Copy, in full, each line of the material that holds the word "data".

> **Supplied entries**
>>>

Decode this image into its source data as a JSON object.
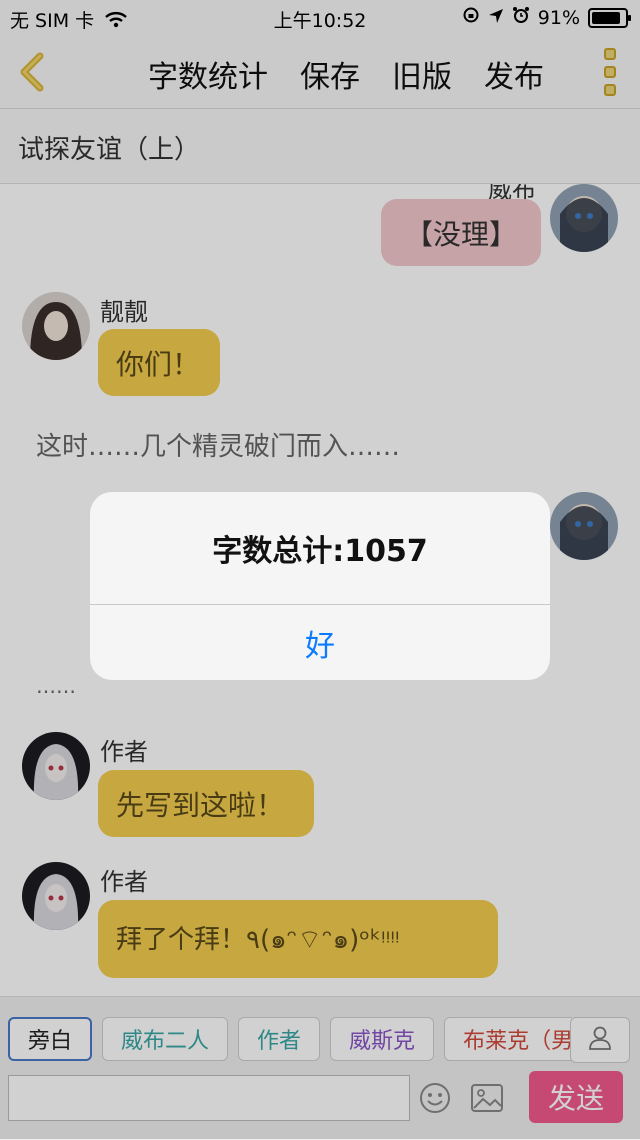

<<<
>>>

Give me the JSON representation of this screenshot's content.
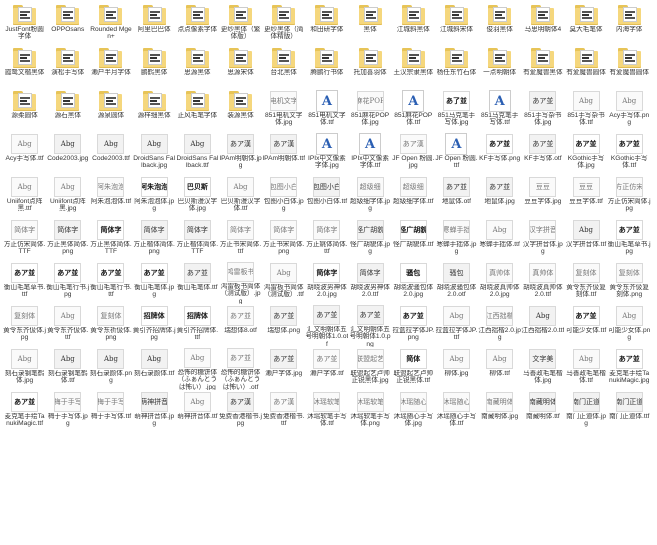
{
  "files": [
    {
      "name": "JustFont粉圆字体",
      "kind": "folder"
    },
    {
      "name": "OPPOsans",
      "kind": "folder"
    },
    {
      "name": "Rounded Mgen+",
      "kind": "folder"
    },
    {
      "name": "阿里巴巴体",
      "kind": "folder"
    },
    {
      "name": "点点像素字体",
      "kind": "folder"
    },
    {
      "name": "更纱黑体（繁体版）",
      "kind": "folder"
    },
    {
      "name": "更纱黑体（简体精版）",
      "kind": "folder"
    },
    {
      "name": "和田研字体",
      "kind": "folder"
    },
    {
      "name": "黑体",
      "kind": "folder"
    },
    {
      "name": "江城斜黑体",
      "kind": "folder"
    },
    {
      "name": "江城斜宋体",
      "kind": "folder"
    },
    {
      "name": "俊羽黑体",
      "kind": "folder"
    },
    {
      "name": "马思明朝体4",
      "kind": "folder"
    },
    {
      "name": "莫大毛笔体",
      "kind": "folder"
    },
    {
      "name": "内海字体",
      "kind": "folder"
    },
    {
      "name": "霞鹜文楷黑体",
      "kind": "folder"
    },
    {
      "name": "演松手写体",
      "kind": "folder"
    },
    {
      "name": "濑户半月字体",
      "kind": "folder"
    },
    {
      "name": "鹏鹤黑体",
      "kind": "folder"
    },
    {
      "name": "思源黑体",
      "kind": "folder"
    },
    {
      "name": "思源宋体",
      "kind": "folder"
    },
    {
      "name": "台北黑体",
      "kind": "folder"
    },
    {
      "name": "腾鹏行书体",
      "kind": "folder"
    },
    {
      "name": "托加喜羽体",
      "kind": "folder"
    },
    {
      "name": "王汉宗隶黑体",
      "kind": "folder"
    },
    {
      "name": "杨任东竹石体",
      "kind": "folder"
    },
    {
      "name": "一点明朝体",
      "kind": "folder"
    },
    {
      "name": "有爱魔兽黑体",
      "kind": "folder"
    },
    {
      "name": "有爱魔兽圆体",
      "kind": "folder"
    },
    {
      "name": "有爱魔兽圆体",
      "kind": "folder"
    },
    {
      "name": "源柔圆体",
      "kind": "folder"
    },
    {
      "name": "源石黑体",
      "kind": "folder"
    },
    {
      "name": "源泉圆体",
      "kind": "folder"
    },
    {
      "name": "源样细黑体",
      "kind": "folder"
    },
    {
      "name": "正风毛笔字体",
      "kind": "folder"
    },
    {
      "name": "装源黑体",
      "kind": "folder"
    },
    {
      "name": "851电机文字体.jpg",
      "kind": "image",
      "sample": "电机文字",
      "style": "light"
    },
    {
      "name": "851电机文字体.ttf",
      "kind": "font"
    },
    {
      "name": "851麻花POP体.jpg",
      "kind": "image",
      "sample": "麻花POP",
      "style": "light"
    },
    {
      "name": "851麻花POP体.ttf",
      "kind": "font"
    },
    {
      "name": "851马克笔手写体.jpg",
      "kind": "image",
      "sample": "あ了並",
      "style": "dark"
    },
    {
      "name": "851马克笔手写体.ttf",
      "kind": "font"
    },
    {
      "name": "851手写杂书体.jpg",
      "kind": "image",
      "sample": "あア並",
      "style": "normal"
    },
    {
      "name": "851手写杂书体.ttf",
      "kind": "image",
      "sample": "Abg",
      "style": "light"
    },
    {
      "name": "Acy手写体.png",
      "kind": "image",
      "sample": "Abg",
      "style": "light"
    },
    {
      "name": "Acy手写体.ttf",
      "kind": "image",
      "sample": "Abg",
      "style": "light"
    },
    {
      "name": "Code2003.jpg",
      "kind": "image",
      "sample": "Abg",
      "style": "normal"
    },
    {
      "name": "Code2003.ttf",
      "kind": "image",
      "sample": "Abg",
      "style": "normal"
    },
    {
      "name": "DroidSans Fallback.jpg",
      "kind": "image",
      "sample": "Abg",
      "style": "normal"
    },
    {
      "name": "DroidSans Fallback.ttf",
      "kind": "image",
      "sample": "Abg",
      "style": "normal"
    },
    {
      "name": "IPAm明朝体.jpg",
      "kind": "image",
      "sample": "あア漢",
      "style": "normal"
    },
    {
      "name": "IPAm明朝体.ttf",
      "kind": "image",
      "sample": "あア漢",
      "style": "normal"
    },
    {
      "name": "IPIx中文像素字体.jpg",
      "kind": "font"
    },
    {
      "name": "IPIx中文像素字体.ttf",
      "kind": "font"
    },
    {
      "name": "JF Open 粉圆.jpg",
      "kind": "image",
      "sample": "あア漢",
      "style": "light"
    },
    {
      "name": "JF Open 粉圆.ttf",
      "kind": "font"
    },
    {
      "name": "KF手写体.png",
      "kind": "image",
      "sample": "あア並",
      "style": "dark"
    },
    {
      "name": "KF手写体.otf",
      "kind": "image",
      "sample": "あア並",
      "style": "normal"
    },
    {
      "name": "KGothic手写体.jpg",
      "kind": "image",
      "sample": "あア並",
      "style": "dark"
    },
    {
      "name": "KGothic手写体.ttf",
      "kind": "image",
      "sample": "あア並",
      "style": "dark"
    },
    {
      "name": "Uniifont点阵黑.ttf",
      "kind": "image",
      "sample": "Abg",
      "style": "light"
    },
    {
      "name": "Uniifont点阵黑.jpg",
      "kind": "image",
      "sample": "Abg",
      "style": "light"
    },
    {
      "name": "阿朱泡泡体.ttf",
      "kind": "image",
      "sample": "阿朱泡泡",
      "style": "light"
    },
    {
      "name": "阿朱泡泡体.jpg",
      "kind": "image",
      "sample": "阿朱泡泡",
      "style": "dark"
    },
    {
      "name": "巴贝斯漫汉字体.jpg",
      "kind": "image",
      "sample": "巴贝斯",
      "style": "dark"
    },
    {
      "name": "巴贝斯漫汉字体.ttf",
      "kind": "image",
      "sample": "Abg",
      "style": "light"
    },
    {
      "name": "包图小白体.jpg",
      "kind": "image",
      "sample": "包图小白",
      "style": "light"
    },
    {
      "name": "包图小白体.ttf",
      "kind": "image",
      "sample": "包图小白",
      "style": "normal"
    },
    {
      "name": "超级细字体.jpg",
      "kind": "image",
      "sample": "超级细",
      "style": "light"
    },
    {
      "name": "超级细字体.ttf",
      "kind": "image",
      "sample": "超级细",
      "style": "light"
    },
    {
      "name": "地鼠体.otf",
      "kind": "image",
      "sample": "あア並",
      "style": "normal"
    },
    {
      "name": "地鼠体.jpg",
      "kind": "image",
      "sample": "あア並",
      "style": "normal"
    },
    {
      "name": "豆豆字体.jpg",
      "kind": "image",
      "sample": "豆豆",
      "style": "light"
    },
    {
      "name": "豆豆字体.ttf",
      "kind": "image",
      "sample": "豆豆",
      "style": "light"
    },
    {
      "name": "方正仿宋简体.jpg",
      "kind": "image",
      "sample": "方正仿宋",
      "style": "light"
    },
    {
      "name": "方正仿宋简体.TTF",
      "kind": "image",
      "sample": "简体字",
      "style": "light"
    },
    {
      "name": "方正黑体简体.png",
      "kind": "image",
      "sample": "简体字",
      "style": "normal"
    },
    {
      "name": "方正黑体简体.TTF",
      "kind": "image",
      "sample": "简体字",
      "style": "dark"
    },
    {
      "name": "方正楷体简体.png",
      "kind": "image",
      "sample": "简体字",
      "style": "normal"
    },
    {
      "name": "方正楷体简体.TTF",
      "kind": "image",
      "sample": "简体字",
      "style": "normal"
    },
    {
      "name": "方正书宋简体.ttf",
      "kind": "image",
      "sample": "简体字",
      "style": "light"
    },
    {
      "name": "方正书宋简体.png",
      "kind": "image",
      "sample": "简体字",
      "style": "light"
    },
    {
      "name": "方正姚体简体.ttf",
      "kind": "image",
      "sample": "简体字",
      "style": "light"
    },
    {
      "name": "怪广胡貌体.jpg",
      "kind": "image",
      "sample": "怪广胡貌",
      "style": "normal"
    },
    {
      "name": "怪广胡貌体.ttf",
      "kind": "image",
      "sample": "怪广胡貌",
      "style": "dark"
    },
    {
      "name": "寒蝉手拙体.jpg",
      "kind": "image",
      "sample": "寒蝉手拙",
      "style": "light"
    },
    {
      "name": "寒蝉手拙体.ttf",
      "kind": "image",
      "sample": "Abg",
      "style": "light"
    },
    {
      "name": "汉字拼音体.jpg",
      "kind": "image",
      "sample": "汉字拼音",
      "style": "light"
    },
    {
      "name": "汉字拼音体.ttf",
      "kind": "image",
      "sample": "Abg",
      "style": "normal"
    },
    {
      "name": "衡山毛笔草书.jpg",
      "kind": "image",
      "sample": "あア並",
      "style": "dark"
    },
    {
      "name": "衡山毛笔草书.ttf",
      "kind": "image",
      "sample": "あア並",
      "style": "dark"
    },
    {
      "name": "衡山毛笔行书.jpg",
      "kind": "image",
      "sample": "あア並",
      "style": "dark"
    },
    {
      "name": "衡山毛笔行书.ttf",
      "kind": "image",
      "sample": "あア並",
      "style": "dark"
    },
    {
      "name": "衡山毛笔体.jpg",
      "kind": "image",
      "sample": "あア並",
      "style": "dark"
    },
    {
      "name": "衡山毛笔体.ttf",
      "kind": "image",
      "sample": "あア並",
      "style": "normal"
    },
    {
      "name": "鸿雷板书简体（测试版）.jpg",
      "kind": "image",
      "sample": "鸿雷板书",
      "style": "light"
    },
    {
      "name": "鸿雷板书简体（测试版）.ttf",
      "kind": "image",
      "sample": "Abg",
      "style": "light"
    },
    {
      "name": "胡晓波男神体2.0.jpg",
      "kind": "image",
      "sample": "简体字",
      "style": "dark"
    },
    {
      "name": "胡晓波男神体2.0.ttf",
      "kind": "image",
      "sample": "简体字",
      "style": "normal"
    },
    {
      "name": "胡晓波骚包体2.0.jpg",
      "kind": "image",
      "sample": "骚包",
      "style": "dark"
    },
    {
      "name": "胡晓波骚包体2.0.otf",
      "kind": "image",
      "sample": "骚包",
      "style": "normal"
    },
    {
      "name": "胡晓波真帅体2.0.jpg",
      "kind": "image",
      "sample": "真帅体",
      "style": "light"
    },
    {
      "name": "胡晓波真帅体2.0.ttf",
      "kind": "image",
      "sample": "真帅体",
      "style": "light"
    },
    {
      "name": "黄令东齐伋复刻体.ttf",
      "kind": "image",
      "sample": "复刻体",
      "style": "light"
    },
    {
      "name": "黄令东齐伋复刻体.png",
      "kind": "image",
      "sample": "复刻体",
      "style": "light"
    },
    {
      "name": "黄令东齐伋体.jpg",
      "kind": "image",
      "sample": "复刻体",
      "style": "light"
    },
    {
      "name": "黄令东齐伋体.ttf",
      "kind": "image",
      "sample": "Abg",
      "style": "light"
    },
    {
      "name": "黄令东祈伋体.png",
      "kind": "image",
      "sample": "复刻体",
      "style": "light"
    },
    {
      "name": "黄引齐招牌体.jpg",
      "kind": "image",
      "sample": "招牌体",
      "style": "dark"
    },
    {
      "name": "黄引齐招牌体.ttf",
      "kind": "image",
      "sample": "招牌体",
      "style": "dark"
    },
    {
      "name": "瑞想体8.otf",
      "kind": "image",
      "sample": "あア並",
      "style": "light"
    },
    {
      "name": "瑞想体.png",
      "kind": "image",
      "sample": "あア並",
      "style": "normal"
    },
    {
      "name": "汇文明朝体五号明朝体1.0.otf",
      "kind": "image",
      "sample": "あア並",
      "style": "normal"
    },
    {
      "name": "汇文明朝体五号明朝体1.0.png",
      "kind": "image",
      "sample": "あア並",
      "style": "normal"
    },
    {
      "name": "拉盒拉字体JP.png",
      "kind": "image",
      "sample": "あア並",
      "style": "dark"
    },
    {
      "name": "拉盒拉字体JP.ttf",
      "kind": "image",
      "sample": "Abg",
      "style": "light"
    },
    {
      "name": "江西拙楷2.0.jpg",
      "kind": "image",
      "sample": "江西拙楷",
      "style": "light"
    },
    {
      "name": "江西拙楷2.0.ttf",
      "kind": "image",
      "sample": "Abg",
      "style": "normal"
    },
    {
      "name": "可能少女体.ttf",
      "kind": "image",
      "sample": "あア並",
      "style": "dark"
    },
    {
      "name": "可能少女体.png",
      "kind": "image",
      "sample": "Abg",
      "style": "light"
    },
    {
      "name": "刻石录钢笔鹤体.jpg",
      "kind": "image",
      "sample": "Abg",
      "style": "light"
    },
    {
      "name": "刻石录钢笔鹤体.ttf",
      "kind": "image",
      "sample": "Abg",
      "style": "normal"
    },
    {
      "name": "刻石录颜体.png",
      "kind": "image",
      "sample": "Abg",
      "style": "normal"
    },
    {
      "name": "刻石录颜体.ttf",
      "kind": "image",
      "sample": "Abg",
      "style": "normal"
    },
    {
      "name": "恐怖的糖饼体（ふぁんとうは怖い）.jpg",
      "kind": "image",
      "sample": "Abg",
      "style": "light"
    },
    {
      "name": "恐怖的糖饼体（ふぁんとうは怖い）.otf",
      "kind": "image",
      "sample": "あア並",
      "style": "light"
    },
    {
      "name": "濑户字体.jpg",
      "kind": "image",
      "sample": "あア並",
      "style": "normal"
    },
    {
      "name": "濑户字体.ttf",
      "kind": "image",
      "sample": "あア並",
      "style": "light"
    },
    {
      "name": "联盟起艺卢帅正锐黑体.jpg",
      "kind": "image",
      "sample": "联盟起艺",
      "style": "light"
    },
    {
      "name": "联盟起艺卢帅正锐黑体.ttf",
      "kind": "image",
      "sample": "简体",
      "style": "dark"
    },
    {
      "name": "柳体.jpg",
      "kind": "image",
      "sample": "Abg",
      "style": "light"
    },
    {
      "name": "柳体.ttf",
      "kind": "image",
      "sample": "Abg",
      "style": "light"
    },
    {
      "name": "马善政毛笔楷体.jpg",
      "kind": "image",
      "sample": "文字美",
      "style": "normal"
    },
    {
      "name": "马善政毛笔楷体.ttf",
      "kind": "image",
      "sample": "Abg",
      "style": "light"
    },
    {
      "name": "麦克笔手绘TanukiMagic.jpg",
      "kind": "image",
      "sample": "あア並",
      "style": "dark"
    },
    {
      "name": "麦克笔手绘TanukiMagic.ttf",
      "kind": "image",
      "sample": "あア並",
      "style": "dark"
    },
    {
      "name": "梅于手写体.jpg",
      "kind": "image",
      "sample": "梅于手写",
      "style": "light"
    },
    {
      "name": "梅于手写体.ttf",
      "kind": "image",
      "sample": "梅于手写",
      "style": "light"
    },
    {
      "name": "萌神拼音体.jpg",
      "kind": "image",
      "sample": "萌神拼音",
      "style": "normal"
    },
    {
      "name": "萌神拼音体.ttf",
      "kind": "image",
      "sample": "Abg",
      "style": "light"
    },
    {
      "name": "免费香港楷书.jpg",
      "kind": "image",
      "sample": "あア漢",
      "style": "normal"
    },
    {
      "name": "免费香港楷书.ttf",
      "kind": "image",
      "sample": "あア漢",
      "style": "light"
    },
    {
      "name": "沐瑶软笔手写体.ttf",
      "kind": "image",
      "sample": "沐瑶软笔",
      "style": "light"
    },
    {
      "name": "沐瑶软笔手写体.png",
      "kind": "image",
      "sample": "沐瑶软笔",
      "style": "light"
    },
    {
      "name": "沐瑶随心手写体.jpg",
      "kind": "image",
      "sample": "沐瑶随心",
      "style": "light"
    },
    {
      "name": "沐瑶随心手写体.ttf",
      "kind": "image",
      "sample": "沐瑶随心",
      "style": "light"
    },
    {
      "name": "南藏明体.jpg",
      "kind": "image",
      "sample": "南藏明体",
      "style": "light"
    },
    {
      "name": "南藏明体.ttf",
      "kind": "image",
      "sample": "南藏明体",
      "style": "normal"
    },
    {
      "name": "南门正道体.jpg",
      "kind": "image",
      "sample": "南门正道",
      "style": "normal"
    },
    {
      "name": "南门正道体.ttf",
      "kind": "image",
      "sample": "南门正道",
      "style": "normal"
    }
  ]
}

<<<
>>>

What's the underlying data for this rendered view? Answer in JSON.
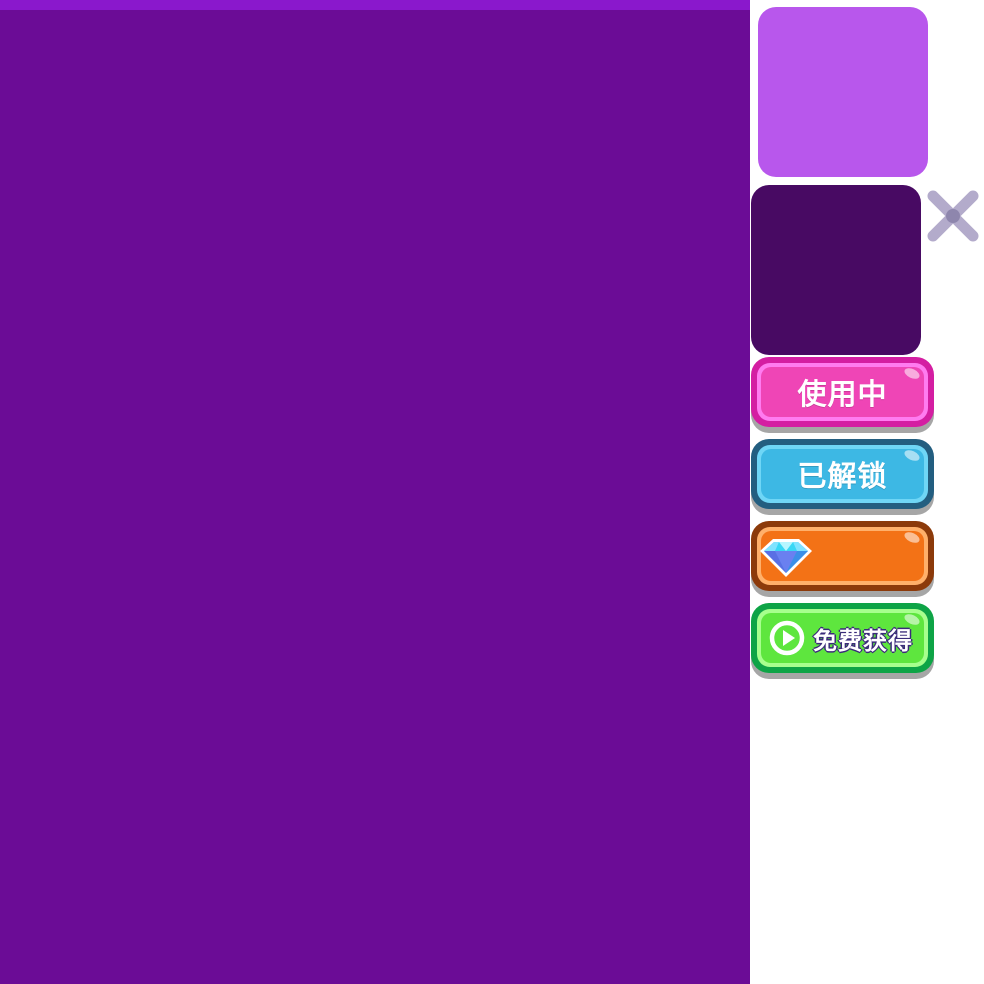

<<<

> **The reply**
Decode this image into its source data as a JSON object.
What's the underlying data for this rendered view? Answer in JSON.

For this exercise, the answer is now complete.